Collection entries
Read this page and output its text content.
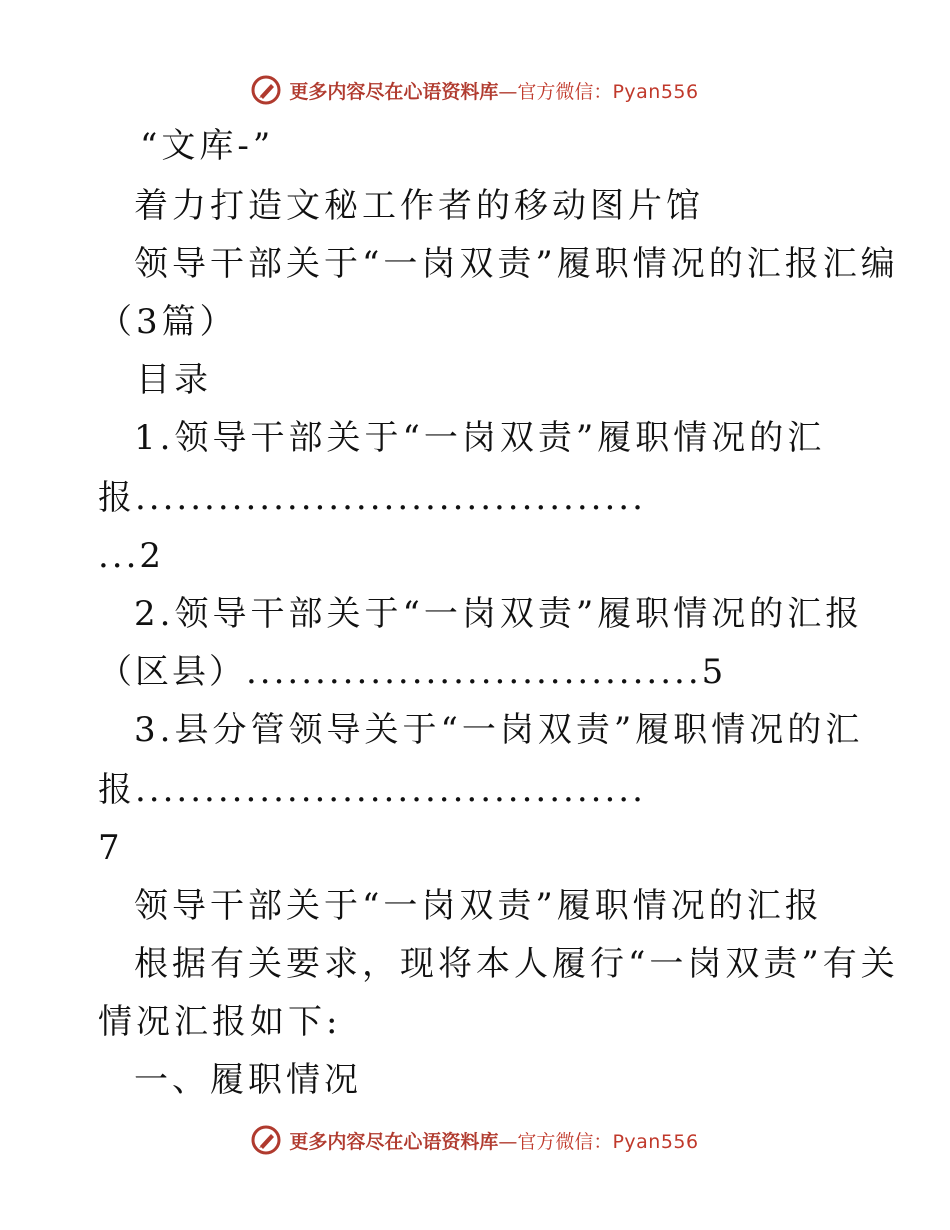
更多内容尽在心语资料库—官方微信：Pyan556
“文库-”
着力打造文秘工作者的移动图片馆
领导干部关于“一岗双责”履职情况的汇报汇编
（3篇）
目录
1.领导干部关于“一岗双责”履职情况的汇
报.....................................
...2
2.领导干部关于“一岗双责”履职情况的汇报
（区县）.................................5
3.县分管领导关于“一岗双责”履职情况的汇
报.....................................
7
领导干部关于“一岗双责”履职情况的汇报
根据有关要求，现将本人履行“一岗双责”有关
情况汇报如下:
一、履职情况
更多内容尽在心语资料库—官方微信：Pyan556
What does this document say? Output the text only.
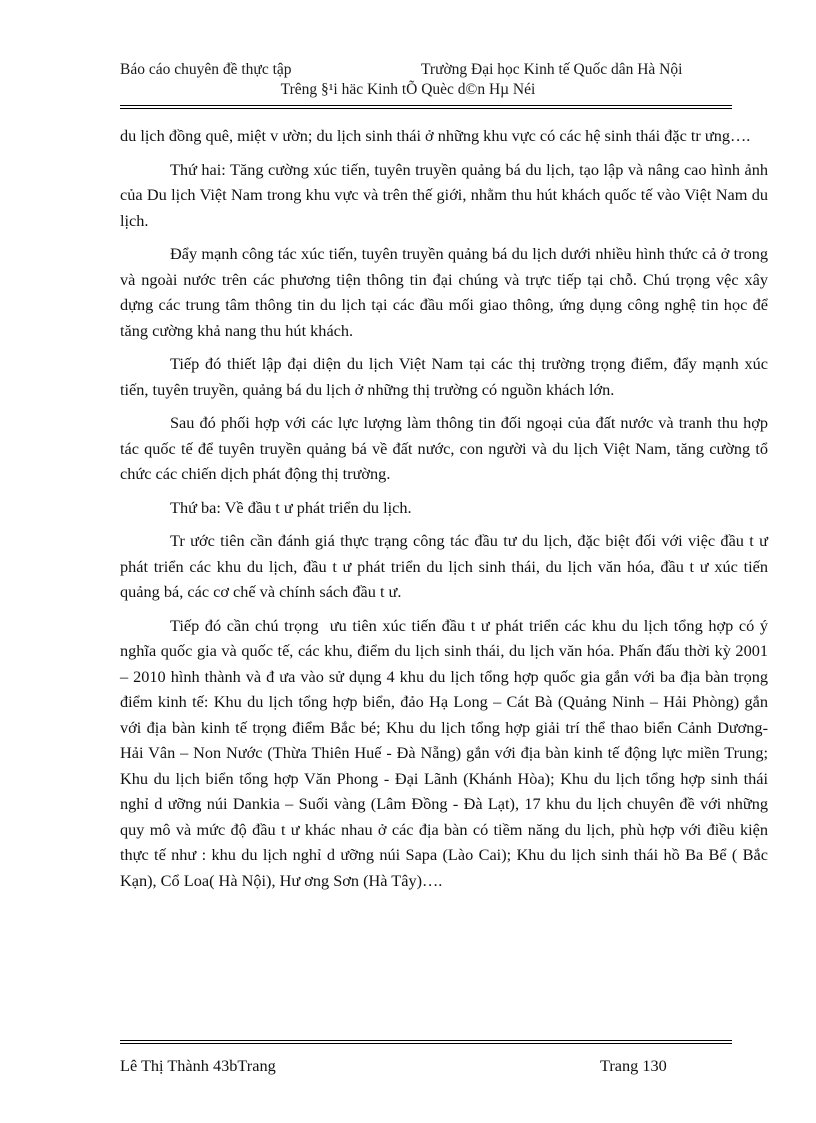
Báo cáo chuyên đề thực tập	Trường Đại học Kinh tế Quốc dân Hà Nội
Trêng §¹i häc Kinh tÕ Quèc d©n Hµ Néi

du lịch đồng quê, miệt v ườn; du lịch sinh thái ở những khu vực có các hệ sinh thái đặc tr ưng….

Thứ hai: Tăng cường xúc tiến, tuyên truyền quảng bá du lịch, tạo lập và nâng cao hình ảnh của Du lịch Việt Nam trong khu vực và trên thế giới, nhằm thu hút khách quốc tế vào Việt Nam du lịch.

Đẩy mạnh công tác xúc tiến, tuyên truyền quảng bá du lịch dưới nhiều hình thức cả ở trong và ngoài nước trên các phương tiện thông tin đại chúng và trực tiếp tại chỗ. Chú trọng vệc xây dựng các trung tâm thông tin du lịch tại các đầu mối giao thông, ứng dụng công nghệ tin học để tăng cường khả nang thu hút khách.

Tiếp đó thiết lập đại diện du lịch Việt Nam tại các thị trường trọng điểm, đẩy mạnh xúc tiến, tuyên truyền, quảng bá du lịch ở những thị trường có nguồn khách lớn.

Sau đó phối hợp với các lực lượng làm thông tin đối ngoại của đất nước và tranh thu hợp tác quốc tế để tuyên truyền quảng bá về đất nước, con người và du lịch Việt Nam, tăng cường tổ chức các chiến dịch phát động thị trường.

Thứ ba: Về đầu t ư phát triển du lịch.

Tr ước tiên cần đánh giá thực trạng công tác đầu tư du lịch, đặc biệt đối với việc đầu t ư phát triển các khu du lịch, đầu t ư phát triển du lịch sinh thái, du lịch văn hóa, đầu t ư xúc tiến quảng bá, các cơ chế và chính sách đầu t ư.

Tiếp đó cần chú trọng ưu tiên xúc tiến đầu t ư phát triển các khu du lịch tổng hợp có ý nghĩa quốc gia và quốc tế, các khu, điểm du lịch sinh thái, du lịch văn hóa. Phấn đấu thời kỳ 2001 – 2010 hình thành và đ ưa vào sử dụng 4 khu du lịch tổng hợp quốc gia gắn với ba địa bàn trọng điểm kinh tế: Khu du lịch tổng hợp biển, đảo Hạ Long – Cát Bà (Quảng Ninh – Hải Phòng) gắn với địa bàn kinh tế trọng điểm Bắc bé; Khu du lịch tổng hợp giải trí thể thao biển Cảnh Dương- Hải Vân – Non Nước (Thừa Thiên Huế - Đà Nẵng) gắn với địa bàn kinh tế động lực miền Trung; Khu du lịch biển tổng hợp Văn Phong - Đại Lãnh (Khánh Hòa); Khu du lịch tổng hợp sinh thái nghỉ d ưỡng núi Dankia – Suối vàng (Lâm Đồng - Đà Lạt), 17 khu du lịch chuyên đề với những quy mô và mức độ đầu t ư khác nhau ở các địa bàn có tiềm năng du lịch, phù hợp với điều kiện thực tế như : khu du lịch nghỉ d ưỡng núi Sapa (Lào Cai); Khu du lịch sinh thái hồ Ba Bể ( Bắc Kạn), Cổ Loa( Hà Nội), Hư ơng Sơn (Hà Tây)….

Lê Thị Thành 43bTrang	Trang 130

_Directions for this task_. Omitting all images, retype each line of the records precisely.

_Full answer_.
Read this page and output its text content.
更多内容尽在心语资料库—官方微信：Pyan556
“文库-”
着力打造文秘工作者的移动图片馆
领导干部关于“一岗双责”履职情况的汇报汇编
（3篇）
目录
1.领导干部关于“一岗双责”履职情况的汇
报.....................................
...2
2.领导干部关于“一岗双责”履职情况的汇报
（区县）.................................5
3.县分管领导关于“一岗双责”履职情况的汇
报.....................................
7
领导干部关于“一岗双责”履职情况的汇报
根据有关要求，现将本人履行“一岗双责”有关
情况汇报如下:
一、履职情况
更多内容尽在心语资料库—官方微信：Pyan556
What does this document say? Output the text only.
Báo cáo chuyên đề thực tập	Trường Đại học Kinh tế Quốc dân Hà Nội
Trêng §¹i häc Kinh tÕ Quèc d©n Hµ Néi

du lịch đồng quê, miệt v ườn; du lịch sinh thái ở những khu vực có các hệ sinh thái đặc tr ưng….

Thứ hai: Tăng cường xúc tiến, tuyên truyền quảng bá du lịch, tạo lập và nâng cao hình ảnh của Du lịch Việt Nam trong khu vực và trên thế giới, nhằm thu hút khách quốc tế vào Việt Nam du lịch.

Đẩy mạnh công tác xúc tiến, tuyên truyền quảng bá du lịch dưới nhiều hình thức cả ở trong và ngoài nước trên các phương tiện thông tin đại chúng và trực tiếp tại chỗ. Chú trọng vệc xây dựng các trung tâm thông tin du lịch tại các đầu mối giao thông, ứng dụng công nghệ tin học để tăng cường khả nang thu hút khách.

Tiếp đó thiết lập đại diện du lịch Việt Nam tại các thị trường trọng điểm, đẩy mạnh xúc tiến, tuyên truyền, quảng bá du lịch ở những thị trường có nguồn khách lớn.

Sau đó phối hợp với các lực lượng làm thông tin đối ngoại của đất nước và tranh thu hợp tác quốc tế để tuyên truyền quảng bá về đất nước, con người và du lịch Việt Nam, tăng cường tổ chức các chiến dịch phát động thị trường.

Thứ ba: Về đầu t ư phát triển du lịch.

Tr ước tiên cần đánh giá thực trạng công tác đầu tư du lịch, đặc biệt đối với việc đầu t ư phát triển các khu du lịch, đầu t ư phát triển du lịch sinh thái, du lịch văn hóa, đầu t ư xúc tiến quảng bá, các cơ chế và chính sách đầu t ư.

Tiếp đó cần chú trọng ưu tiên xúc tiến đầu t ư phát triển các khu du lịch tổng hợp có ý nghĩa quốc gia và quốc tế, các khu, điểm du lịch sinh thái, du lịch văn hóa. Phấn đấu thời kỳ 2001 – 2010 hình thành và đ ưa vào sử dụng 4 khu du lịch tổng hợp quốc gia gắn với ba địa bàn trọng điểm kinh tế: Khu du lịch tổng hợp biển, đảo Hạ Long – Cát Bà (Quảng Ninh – Hải Phòng) gắn với địa bàn kinh tế trọng điểm Bắc bé; Khu du lịch tổng hợp giải trí thể thao biển Cảnh Dương- Hải Vân – Non Nước (Thừa Thiên Huế - Đà Nẵng) gắn với địa bàn kinh tế động lực miền Trung; Khu du lịch biển tổng hợp Văn Phong - Đại Lãnh (Khánh Hòa); Khu du lịch tổng hợp sinh thái nghỉ d ưỡng núi Dankia – Suối vàng (Lâm Đồng - Đà Lạt), 17 khu du lịch chuyên đề với những quy mô và mức độ đầu t ư khác nhau ở các địa bàn có tiềm năng du lịch, phù hợp với điều kiện thực tế như : khu du lịch nghỉ d ưỡng núi Sapa (Lào Cai); Khu du lịch sinh thái hồ Ba Bể ( Bắc Kạn), Cổ Loa( Hà Nội), Hư ơng Sơn (Hà Tây)….

Lê Thị Thành 43bTrang	Trang 130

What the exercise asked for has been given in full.